Exercise description:
Search the data for the word "bottom" and copy every line where it occurs.

Supplied material:
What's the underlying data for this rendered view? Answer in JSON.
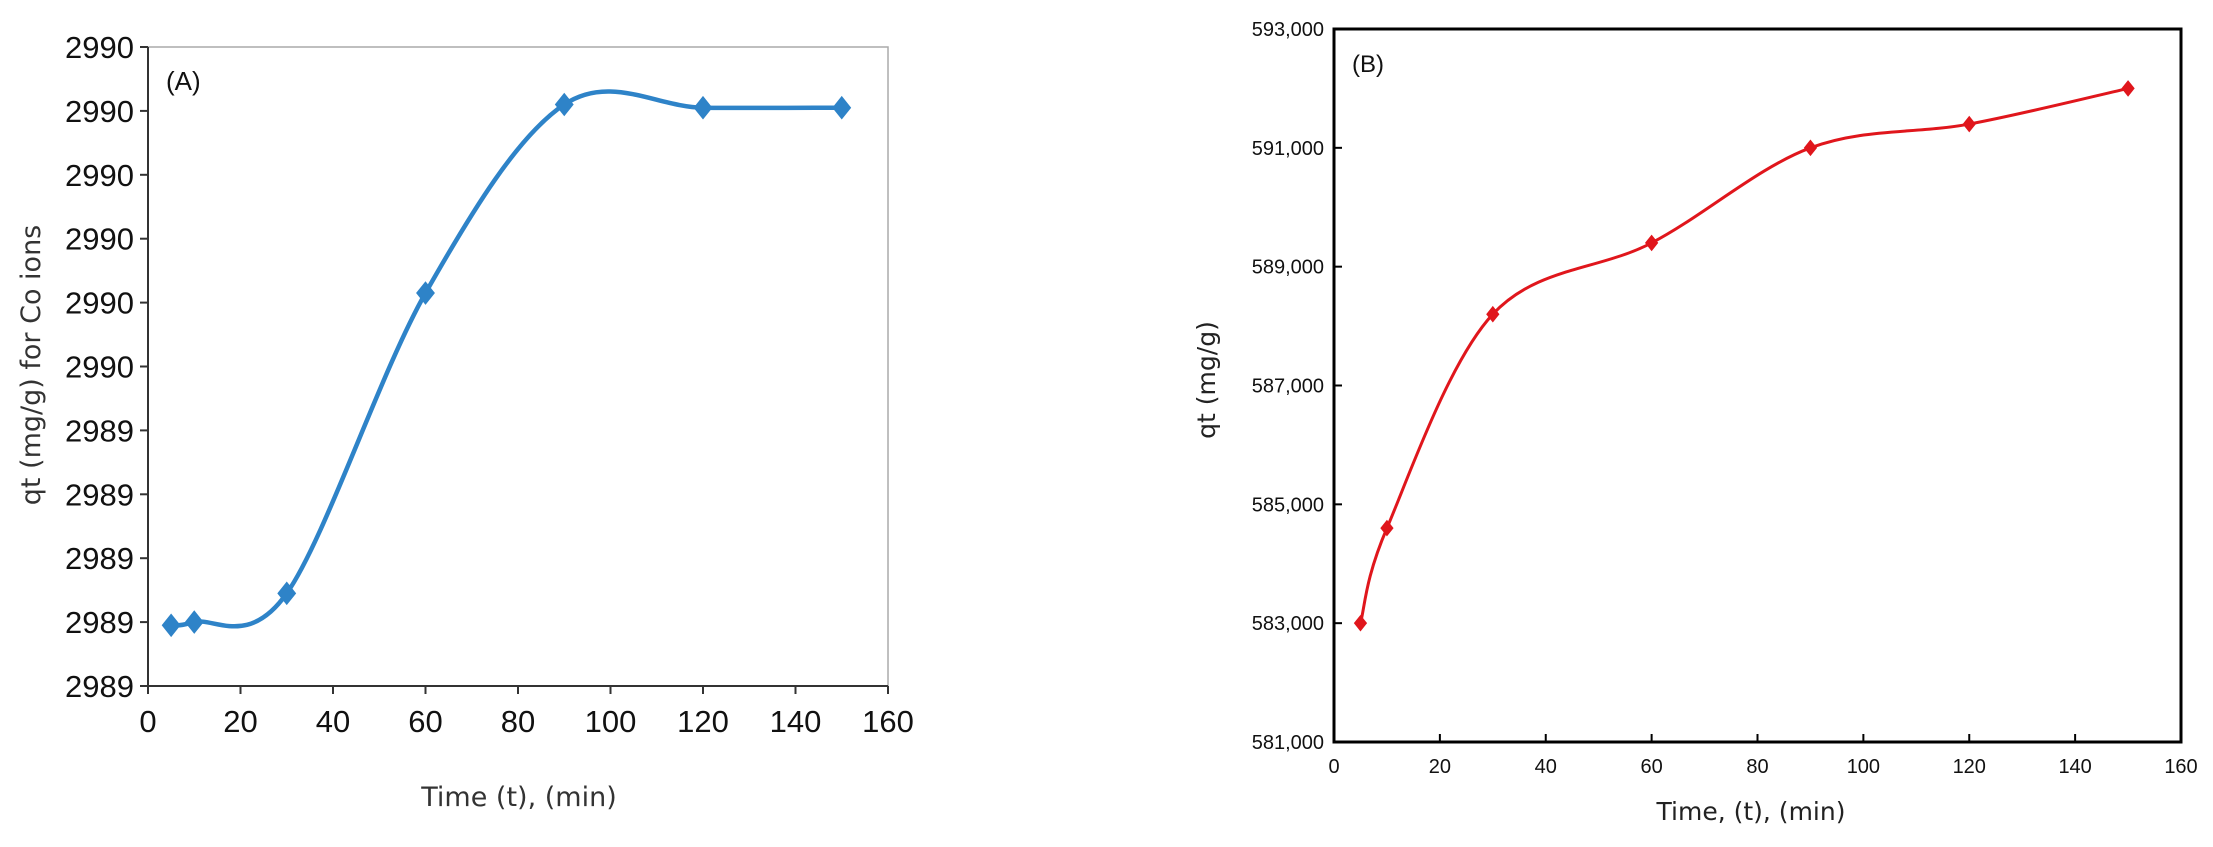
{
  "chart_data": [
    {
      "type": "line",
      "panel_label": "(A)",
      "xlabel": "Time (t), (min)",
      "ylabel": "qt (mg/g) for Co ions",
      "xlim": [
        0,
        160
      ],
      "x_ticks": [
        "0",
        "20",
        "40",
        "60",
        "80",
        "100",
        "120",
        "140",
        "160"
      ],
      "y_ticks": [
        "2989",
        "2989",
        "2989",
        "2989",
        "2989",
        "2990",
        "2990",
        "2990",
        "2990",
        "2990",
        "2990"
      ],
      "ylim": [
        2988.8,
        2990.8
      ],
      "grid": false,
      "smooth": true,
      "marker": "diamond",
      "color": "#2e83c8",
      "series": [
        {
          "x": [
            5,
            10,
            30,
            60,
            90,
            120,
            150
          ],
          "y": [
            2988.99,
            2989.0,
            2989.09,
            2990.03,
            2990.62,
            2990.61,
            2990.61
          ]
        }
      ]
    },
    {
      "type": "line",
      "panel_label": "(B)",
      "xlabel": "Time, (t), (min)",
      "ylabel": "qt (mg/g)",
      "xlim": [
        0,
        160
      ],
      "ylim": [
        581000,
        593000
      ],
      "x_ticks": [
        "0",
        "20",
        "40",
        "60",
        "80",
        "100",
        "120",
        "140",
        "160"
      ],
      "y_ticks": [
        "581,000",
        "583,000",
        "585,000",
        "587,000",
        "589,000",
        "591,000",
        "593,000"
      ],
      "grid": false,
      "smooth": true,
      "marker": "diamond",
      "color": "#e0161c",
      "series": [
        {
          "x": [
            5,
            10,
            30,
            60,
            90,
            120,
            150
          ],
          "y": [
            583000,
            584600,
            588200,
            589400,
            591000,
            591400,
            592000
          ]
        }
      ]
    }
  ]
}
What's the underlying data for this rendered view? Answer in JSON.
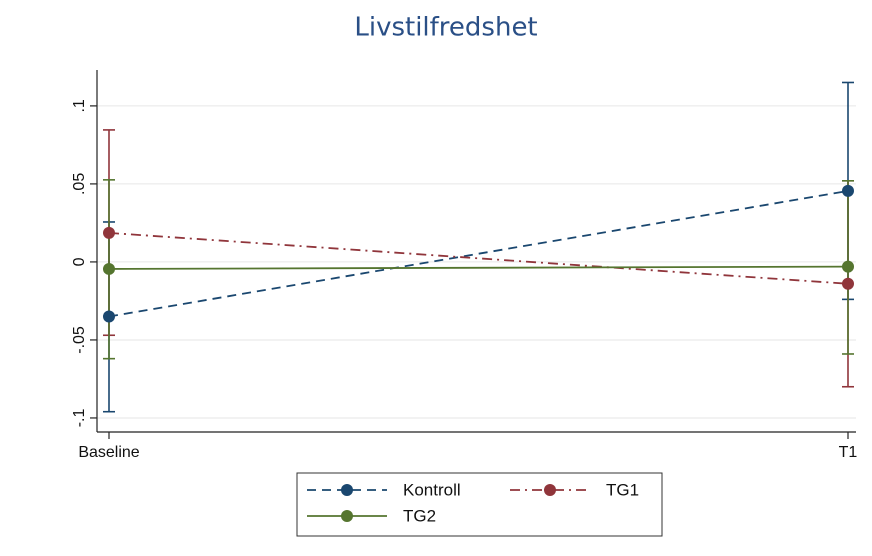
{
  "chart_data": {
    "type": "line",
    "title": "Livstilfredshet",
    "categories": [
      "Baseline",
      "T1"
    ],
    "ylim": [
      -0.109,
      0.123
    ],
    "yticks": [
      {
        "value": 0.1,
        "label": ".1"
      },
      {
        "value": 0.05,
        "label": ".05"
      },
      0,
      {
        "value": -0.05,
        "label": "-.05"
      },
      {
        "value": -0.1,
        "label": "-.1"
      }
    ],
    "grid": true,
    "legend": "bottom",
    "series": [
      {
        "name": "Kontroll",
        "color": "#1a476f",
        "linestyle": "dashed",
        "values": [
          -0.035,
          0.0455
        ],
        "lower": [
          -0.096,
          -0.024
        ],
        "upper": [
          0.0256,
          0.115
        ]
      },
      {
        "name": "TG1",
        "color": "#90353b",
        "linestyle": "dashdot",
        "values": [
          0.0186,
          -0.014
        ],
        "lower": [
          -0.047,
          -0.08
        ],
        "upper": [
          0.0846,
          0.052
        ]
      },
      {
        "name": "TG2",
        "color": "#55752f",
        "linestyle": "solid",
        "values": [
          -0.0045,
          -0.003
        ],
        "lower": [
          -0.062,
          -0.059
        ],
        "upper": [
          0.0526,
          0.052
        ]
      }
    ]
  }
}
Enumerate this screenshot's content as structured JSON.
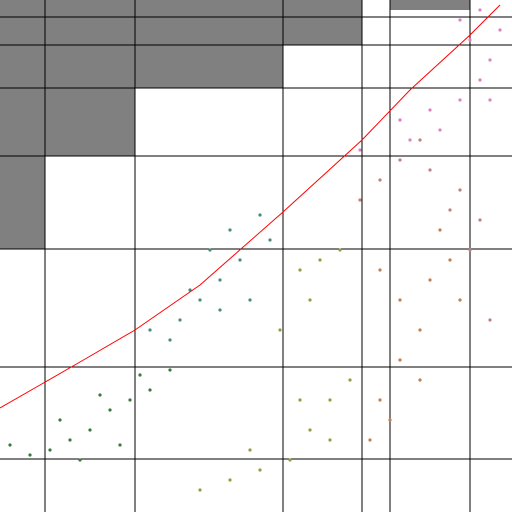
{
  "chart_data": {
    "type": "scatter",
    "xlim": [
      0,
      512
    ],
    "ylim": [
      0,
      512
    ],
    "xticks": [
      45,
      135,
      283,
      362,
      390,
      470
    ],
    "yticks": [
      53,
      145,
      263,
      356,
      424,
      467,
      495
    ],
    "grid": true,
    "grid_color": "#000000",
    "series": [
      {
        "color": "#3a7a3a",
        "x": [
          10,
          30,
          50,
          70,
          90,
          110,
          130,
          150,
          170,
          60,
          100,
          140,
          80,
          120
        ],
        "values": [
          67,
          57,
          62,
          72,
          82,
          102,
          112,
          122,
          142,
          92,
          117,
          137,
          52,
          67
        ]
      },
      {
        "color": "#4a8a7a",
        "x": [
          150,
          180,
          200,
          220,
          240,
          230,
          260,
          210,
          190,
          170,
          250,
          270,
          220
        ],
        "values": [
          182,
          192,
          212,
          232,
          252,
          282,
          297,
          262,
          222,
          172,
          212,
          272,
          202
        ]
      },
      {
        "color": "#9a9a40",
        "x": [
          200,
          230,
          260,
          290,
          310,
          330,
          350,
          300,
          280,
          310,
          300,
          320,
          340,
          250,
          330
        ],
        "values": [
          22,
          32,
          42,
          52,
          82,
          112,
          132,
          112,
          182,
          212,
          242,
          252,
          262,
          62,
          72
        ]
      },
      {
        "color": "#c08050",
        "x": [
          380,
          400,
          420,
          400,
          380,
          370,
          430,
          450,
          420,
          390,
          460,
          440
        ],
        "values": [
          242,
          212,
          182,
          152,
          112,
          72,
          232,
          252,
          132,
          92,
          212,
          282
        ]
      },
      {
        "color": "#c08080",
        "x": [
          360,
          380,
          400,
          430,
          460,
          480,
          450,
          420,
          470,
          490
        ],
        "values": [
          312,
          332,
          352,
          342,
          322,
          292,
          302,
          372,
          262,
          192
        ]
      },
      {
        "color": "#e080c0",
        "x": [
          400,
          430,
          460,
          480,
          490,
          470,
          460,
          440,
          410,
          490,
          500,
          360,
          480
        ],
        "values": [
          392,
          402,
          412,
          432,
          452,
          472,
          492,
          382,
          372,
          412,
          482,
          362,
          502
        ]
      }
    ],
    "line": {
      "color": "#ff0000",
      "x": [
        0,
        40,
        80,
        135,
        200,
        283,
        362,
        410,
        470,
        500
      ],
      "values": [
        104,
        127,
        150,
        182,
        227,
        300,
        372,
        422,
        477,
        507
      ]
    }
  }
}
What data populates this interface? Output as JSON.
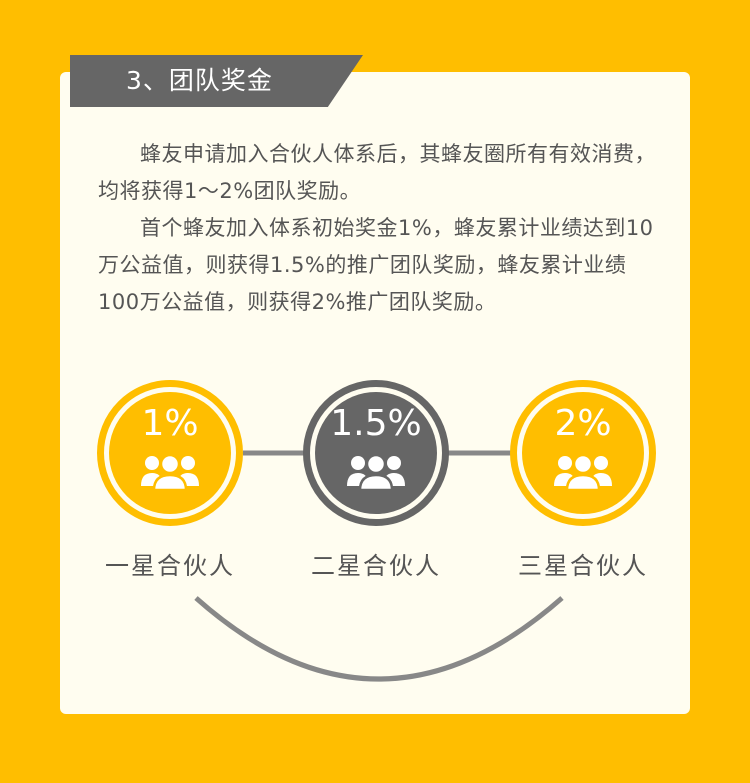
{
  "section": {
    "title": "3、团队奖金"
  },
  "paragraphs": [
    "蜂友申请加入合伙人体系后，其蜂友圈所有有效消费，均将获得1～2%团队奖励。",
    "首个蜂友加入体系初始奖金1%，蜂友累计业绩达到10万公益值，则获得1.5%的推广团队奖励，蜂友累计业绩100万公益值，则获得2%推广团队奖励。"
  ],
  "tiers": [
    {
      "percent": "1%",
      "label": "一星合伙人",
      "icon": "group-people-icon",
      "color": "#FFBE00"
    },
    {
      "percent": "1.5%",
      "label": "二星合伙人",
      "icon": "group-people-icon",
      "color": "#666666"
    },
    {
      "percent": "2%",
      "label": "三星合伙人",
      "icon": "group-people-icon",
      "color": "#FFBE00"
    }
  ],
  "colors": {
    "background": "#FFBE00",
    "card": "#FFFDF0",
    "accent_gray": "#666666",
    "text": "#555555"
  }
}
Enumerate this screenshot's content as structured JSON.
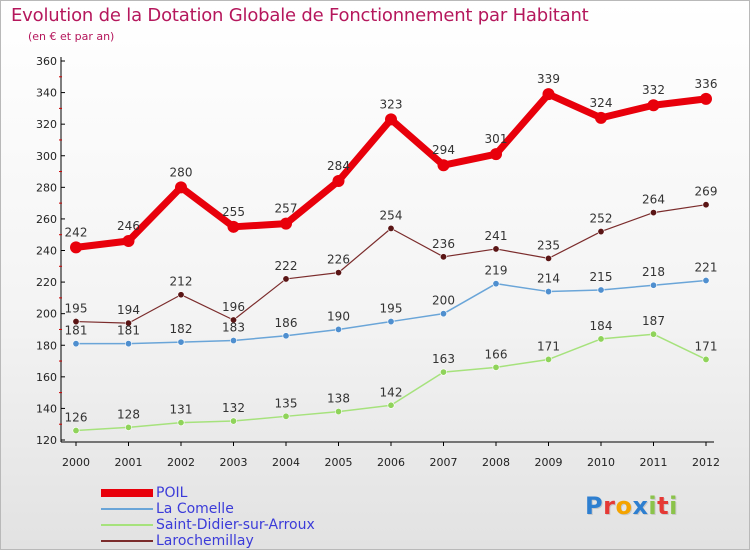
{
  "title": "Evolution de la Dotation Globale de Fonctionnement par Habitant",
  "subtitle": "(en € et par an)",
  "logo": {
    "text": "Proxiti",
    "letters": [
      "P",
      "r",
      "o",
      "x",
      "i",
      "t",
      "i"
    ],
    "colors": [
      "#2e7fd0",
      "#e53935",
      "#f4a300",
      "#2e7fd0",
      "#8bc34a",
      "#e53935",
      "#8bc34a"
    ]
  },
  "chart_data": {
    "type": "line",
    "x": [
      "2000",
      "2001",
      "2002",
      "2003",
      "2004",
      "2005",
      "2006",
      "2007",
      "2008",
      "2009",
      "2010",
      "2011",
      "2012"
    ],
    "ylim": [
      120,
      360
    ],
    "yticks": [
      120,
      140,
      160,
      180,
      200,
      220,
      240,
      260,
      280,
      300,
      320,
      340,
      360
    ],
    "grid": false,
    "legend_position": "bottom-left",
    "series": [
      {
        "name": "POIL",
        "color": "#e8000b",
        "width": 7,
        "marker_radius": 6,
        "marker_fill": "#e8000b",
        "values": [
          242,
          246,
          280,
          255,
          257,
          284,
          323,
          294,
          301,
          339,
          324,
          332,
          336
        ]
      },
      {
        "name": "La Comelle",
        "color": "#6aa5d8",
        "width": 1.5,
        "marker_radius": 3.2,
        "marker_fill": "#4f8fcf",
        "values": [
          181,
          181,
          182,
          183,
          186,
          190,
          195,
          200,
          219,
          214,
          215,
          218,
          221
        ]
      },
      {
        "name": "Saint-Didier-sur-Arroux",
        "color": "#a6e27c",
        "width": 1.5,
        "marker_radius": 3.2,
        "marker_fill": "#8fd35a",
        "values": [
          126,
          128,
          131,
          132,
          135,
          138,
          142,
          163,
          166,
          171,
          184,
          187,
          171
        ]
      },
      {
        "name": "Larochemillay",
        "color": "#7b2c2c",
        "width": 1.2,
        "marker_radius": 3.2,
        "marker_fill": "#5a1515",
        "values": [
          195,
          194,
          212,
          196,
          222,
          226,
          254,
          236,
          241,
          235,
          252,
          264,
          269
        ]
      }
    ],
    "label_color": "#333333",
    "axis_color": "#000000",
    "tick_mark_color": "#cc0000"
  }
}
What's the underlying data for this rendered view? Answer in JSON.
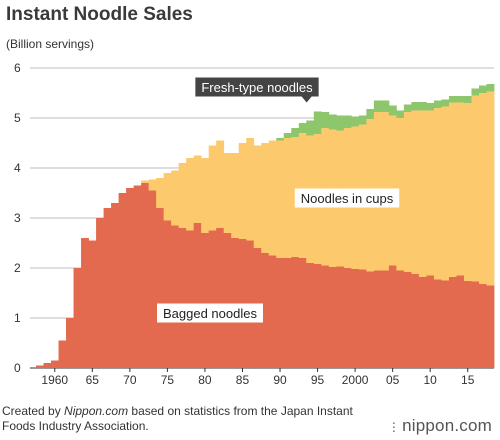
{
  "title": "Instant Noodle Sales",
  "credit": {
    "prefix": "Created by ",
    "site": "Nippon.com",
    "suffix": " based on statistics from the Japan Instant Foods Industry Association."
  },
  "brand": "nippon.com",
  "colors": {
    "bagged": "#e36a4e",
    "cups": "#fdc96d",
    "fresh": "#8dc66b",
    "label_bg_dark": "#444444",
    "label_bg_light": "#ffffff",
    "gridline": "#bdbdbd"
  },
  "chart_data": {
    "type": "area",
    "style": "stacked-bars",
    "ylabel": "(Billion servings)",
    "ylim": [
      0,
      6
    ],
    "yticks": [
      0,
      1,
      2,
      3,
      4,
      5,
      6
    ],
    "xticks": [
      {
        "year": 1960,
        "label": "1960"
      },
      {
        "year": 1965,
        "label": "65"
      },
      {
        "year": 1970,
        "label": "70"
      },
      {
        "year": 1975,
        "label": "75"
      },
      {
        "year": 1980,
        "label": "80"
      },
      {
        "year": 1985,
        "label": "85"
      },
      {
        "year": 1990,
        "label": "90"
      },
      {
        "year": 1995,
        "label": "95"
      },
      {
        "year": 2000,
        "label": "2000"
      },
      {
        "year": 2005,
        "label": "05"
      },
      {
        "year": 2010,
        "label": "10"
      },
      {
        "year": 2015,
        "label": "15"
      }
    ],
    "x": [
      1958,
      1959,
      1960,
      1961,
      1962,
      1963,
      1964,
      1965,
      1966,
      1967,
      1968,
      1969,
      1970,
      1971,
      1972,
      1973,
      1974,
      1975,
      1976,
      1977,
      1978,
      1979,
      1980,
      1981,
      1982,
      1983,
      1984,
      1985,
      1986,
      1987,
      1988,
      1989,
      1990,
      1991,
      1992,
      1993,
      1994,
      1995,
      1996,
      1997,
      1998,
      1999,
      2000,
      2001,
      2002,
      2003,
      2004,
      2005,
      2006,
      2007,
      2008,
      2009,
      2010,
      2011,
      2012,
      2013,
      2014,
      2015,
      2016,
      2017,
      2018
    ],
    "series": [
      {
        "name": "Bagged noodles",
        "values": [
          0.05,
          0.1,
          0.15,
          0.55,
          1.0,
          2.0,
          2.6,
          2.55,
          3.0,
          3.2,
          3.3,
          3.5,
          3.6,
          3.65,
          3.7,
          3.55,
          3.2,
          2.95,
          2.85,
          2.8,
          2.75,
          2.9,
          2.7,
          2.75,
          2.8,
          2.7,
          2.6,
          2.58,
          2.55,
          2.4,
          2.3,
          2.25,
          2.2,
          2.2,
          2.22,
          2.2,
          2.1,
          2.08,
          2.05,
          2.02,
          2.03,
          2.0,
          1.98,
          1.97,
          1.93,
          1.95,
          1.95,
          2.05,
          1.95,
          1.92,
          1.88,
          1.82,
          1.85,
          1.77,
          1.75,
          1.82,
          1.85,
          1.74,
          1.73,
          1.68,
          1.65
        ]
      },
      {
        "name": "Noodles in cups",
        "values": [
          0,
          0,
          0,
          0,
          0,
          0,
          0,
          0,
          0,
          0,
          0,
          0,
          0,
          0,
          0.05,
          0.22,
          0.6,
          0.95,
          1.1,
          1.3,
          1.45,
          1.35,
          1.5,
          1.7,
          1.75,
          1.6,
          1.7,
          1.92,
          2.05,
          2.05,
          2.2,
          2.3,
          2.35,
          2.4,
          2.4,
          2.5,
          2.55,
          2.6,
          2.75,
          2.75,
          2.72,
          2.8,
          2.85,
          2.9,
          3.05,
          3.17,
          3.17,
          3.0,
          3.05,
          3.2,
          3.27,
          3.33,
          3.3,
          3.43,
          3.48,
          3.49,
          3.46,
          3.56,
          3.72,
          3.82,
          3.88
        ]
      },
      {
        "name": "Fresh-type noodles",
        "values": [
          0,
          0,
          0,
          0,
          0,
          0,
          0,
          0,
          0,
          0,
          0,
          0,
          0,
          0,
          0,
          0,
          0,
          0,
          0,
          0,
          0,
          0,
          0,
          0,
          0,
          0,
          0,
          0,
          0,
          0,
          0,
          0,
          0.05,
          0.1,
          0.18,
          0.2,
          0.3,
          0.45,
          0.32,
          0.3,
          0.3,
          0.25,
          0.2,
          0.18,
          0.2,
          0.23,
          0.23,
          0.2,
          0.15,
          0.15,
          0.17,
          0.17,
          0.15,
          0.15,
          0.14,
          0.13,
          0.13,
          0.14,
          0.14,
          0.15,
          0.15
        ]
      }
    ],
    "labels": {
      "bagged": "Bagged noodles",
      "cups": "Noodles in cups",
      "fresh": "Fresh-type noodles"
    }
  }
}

Problem solution:
    "legend": "bottom",
    "legend_position": "bottom-left",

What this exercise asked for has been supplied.